AIM: Find and copy each line of the records where the string "Delimited" shows up.

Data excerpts

—————

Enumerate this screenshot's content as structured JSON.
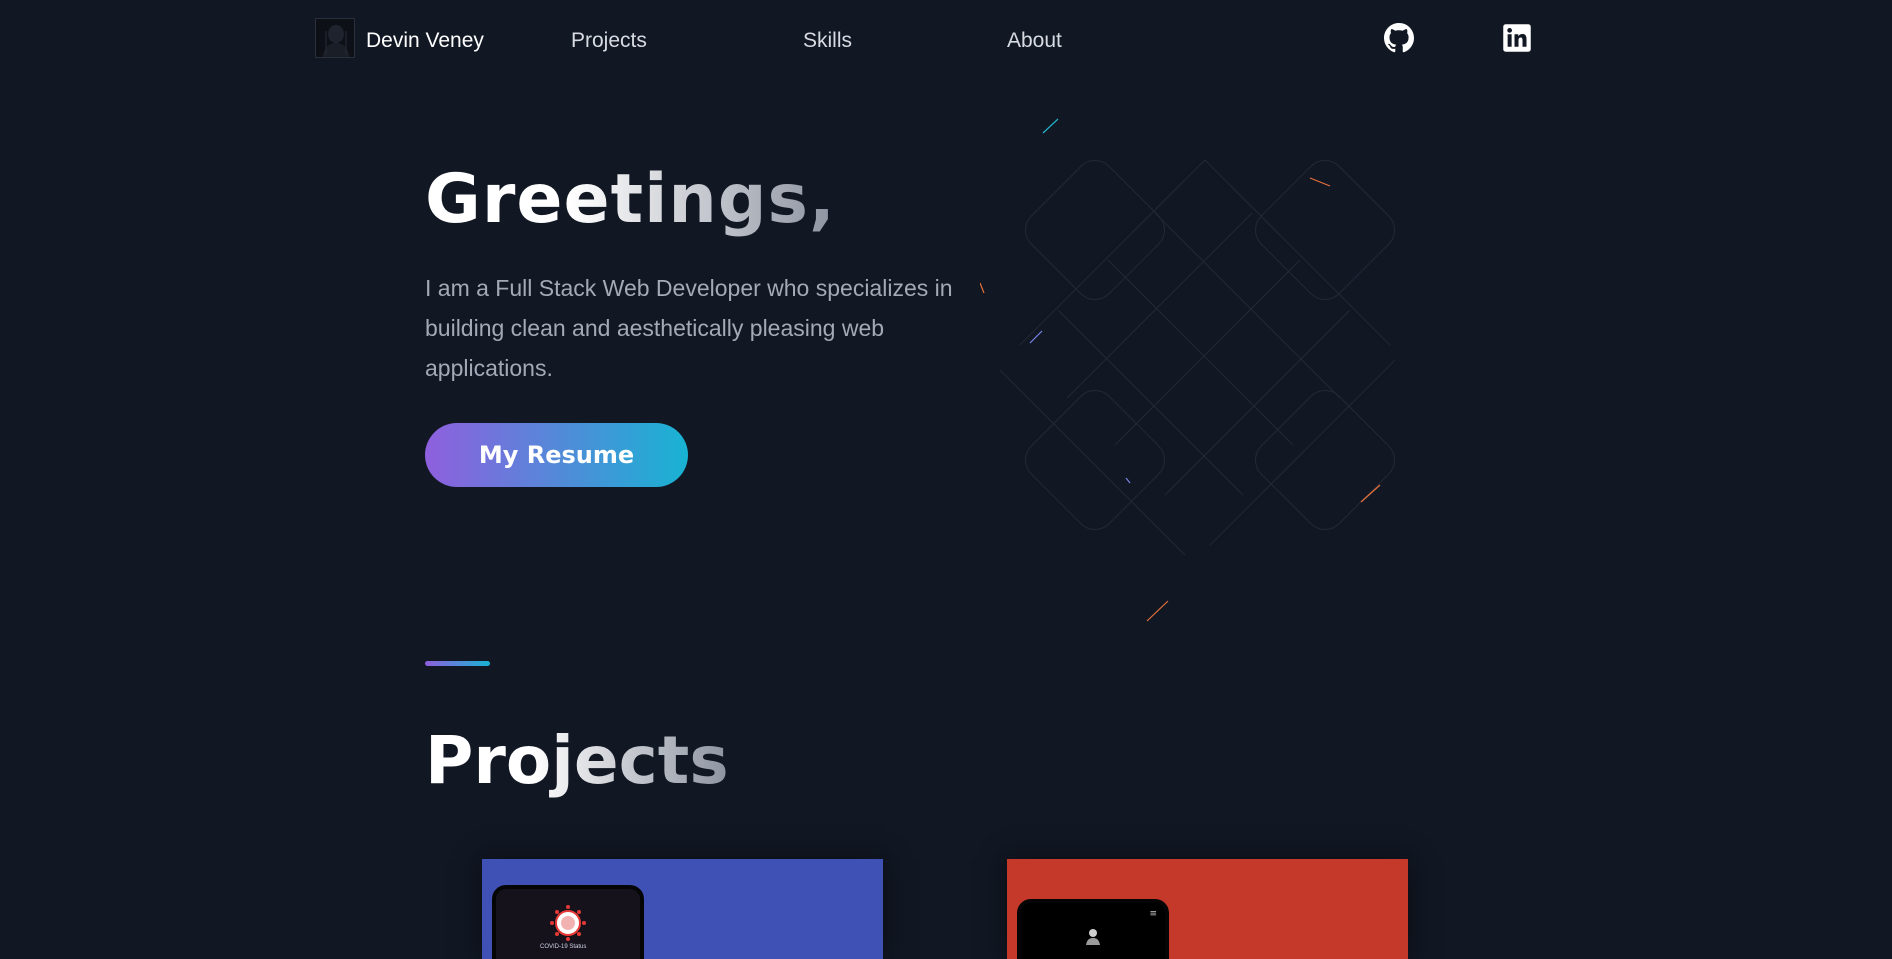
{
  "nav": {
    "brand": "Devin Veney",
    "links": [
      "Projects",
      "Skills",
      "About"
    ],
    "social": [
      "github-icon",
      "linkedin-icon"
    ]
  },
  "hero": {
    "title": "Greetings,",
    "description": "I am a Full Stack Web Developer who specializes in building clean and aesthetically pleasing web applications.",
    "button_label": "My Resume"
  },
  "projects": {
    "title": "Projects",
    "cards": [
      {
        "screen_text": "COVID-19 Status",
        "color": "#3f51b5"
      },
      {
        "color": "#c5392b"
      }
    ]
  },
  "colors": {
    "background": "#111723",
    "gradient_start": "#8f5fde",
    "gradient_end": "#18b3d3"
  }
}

—————

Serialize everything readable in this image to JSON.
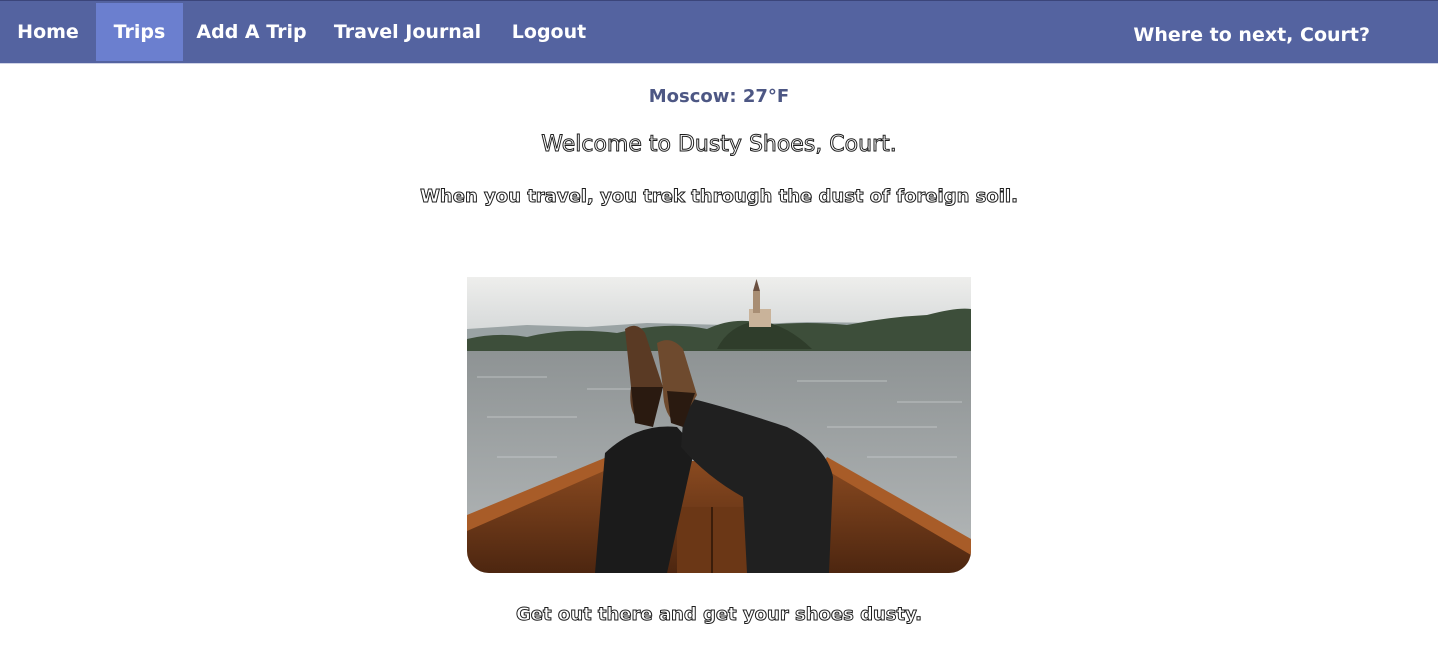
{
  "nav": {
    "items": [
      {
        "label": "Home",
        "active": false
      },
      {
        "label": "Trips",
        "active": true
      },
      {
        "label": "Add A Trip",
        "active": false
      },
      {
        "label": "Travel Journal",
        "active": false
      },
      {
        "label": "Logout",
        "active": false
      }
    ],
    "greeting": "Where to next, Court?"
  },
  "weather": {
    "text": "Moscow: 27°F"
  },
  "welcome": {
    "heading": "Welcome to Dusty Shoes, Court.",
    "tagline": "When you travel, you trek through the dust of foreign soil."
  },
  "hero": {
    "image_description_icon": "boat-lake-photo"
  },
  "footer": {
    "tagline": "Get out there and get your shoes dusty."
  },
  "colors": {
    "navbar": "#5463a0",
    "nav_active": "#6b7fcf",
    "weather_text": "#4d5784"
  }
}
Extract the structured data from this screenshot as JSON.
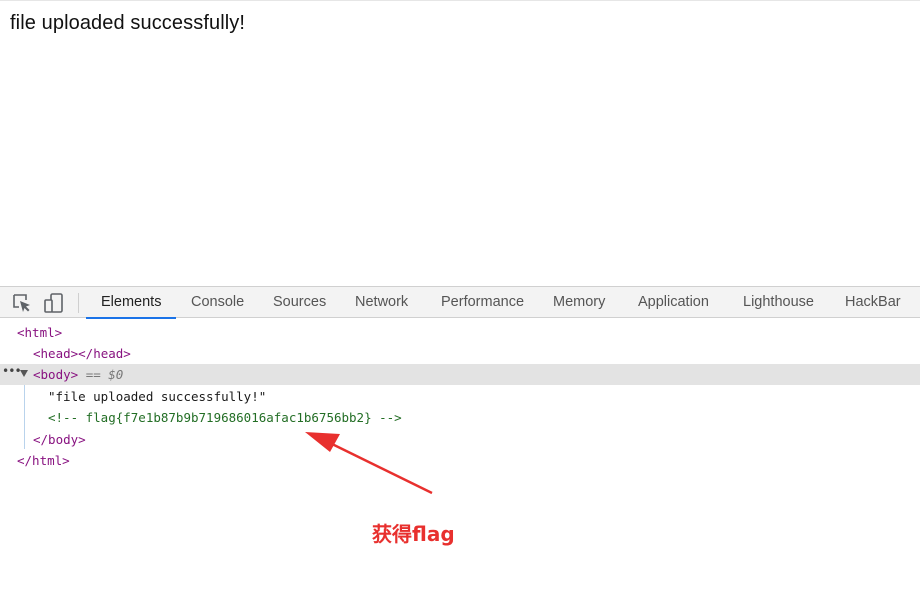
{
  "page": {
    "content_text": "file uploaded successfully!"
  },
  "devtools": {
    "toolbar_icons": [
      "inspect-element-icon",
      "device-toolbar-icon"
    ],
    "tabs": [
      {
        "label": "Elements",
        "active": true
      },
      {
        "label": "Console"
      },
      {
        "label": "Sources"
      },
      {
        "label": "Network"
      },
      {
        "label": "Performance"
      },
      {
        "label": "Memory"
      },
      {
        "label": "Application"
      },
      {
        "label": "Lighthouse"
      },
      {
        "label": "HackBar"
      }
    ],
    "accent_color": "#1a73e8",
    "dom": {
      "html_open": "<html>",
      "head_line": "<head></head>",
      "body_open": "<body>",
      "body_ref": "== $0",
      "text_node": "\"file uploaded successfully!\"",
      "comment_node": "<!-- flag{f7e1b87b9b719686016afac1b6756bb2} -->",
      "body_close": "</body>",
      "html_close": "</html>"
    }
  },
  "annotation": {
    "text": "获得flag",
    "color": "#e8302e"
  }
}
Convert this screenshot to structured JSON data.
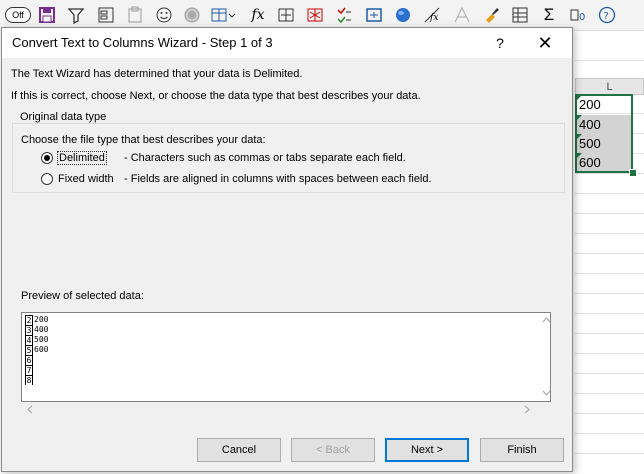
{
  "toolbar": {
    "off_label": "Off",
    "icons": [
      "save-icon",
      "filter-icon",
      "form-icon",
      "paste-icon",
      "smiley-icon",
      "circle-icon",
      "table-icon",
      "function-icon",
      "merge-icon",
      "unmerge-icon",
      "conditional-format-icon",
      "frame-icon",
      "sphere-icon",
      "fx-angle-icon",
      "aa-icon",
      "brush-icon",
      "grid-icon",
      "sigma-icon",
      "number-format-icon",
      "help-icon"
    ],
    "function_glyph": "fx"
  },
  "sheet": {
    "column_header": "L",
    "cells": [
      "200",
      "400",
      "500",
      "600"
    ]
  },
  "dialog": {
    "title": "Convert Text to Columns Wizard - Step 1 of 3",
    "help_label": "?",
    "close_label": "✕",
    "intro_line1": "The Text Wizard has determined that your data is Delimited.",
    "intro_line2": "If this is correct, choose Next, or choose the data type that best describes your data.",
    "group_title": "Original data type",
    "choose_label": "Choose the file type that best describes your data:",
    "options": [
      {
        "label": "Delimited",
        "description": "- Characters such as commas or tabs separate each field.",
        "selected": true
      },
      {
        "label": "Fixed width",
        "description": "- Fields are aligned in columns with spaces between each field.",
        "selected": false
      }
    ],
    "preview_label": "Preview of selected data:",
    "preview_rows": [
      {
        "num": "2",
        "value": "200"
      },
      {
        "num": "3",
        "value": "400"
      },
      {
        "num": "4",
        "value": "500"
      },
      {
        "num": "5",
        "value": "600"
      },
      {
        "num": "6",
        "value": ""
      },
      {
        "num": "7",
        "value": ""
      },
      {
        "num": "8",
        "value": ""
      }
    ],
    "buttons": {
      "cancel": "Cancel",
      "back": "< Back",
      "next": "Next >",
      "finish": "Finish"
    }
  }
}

—————

FINISHED TASK:
    "intro_line1": "The Text Wizard has determined that your data is Delimited.",
        "label": "Delimited",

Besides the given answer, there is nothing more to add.